* [Material for the task]:
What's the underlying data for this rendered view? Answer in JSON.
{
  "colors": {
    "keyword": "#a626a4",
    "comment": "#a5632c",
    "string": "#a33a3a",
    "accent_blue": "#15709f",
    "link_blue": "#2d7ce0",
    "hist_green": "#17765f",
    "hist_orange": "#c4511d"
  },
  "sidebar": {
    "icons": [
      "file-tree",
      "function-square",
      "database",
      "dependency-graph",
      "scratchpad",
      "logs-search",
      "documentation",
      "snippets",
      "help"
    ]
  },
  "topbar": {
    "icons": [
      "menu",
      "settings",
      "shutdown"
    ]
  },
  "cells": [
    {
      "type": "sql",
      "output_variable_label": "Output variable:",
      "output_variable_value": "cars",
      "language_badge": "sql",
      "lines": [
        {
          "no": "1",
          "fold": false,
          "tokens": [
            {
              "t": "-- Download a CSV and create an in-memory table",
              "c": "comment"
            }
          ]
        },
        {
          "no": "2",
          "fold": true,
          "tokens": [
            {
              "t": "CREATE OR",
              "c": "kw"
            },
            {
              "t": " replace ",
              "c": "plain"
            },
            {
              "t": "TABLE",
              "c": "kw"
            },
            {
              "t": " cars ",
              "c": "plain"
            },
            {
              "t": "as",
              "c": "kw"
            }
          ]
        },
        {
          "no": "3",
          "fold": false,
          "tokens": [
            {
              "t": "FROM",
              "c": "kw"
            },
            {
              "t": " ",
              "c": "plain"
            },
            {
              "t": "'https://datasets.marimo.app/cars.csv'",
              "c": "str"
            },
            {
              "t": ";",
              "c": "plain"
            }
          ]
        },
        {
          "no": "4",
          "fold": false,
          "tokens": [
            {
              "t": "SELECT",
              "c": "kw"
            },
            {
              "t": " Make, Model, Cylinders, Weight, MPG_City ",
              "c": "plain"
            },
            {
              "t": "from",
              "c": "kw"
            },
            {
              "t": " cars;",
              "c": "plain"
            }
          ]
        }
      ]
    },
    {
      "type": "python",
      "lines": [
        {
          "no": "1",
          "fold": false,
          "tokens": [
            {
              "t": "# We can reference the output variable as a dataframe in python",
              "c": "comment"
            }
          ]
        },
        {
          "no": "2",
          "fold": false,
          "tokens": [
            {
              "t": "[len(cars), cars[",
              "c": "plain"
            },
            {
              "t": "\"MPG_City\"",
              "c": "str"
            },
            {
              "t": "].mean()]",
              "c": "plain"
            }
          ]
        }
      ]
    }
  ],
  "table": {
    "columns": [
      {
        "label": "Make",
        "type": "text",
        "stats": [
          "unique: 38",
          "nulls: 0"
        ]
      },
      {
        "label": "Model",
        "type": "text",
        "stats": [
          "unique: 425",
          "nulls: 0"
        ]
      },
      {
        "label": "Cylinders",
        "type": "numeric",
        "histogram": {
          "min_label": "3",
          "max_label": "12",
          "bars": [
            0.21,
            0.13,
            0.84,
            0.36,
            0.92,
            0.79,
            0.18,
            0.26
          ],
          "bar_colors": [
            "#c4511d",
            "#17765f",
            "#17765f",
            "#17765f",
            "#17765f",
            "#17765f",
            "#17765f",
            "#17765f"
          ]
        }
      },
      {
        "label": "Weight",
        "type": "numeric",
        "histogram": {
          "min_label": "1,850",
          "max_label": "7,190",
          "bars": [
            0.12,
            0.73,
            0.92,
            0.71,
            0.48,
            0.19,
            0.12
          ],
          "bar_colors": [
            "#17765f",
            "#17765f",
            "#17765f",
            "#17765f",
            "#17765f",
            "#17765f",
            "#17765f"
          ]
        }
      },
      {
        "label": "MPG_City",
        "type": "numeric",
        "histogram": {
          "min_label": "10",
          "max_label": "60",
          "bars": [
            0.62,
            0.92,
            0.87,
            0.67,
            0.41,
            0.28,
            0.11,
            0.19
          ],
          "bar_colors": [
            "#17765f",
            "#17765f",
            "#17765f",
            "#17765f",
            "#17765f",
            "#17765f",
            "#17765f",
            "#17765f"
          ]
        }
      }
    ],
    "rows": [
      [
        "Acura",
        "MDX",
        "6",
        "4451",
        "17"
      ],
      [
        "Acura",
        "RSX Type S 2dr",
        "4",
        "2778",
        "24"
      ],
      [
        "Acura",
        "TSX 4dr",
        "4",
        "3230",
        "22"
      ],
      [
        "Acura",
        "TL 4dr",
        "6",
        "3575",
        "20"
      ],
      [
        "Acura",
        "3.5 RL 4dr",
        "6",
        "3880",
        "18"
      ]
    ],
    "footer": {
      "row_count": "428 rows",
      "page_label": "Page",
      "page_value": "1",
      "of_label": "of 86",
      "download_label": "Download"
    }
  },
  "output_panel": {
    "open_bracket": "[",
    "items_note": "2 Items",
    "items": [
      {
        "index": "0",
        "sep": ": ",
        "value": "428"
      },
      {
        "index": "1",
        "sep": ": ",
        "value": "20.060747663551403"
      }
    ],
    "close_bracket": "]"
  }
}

* [What to do]: Give the entries again in full, exactly as they are written.

* [Result]:
What's the underlying data for this rendered view? Answer in JSON.
{
  "colors": {
    "keyword": "#a626a4",
    "comment": "#a5632c",
    "string": "#a33a3a",
    "accent_blue": "#15709f",
    "link_blue": "#2d7ce0",
    "hist_green": "#17765f",
    "hist_orange": "#c4511d"
  },
  "sidebar": {
    "icons": [
      "file-tree",
      "function-square",
      "database",
      "dependency-graph",
      "scratchpad",
      "logs-search",
      "documentation",
      "snippets",
      "help"
    ]
  },
  "topbar": {
    "icons": [
      "menu",
      "settings",
      "shutdown"
    ]
  },
  "cells": [
    {
      "type": "sql",
      "output_variable_label": "Output variable:",
      "output_variable_value": "cars",
      "language_badge": "sql",
      "lines": [
        {
          "no": "1",
          "fold": false,
          "tokens": [
            {
              "t": "-- Download a CSV and create an in-memory table",
              "c": "comment"
            }
          ]
        },
        {
          "no": "2",
          "fold": true,
          "tokens": [
            {
              "t": "CREATE OR",
              "c": "kw"
            },
            {
              "t": " replace ",
              "c": "plain"
            },
            {
              "t": "TABLE",
              "c": "kw"
            },
            {
              "t": " cars ",
              "c": "plain"
            },
            {
              "t": "as",
              "c": "kw"
            }
          ]
        },
        {
          "no": "3",
          "fold": false,
          "tokens": [
            {
              "t": "FROM",
              "c": "kw"
            },
            {
              "t": " ",
              "c": "plain"
            },
            {
              "t": "'https://datasets.marimo.app/cars.csv'",
              "c": "str"
            },
            {
              "t": ";",
              "c": "plain"
            }
          ]
        },
        {
          "no": "4",
          "fold": false,
          "tokens": [
            {
              "t": "SELECT",
              "c": "kw"
            },
            {
              "t": " Make, Model, Cylinders, Weight, MPG_City ",
              "c": "plain"
            },
            {
              "t": "from",
              "c": "kw"
            },
            {
              "t": " cars;",
              "c": "plain"
            }
          ]
        }
      ]
    },
    {
      "type": "python",
      "lines": [
        {
          "no": "1",
          "fold": false,
          "tokens": [
            {
              "t": "# We can reference the output variable as a dataframe in python",
              "c": "comment"
            }
          ]
        },
        {
          "no": "2",
          "fold": false,
          "tokens": [
            {
              "t": "[len(cars), cars[",
              "c": "plain"
            },
            {
              "t": "\"MPG_City\"",
              "c": "str"
            },
            {
              "t": "].mean()]",
              "c": "plain"
            }
          ]
        }
      ]
    }
  ],
  "table": {
    "columns": [
      {
        "label": "Make",
        "type": "text",
        "stats": [
          "unique: 38",
          "nulls: 0"
        ]
      },
      {
        "label": "Model",
        "type": "text",
        "stats": [
          "unique: 425",
          "nulls: 0"
        ]
      },
      {
        "label": "Cylinders",
        "type": "numeric",
        "histogram": {
          "min_label": "3",
          "max_label": "12",
          "bars": [
            0.21,
            0.13,
            0.84,
            0.36,
            0.92,
            0.79,
            0.18,
            0.26
          ],
          "bar_colors": [
            "#c4511d",
            "#17765f",
            "#17765f",
            "#17765f",
            "#17765f",
            "#17765f",
            "#17765f",
            "#17765f"
          ]
        }
      },
      {
        "label": "Weight",
        "type": "numeric",
        "histogram": {
          "min_label": "1,850",
          "max_label": "7,190",
          "bars": [
            0.12,
            0.73,
            0.92,
            0.71,
            0.48,
            0.19,
            0.12
          ],
          "bar_colors": [
            "#17765f",
            "#17765f",
            "#17765f",
            "#17765f",
            "#17765f",
            "#17765f",
            "#17765f"
          ]
        }
      },
      {
        "label": "MPG_City",
        "type": "numeric",
        "histogram": {
          "min_label": "10",
          "max_label": "60",
          "bars": [
            0.62,
            0.92,
            0.87,
            0.67,
            0.41,
            0.28,
            0.11,
            0.19
          ],
          "bar_colors": [
            "#17765f",
            "#17765f",
            "#17765f",
            "#17765f",
            "#17765f",
            "#17765f",
            "#17765f",
            "#17765f"
          ]
        }
      }
    ],
    "rows": [
      [
        "Acura",
        "MDX",
        "6",
        "4451",
        "17"
      ],
      [
        "Acura",
        "RSX Type S 2dr",
        "4",
        "2778",
        "24"
      ],
      [
        "Acura",
        "TSX 4dr",
        "4",
        "3230",
        "22"
      ],
      [
        "Acura",
        "TL 4dr",
        "6",
        "3575",
        "20"
      ],
      [
        "Acura",
        "3.5 RL 4dr",
        "6",
        "3880",
        "18"
      ]
    ],
    "footer": {
      "row_count": "428 rows",
      "page_label": "Page",
      "page_value": "1",
      "of_label": "of 86",
      "download_label": "Download"
    }
  },
  "output_panel": {
    "open_bracket": "[",
    "items_note": "2 Items",
    "items": [
      {
        "index": "0",
        "sep": ": ",
        "value": "428"
      },
      {
        "index": "1",
        "sep": ": ",
        "value": "20.060747663551403"
      }
    ],
    "close_bracket": "]"
  }
}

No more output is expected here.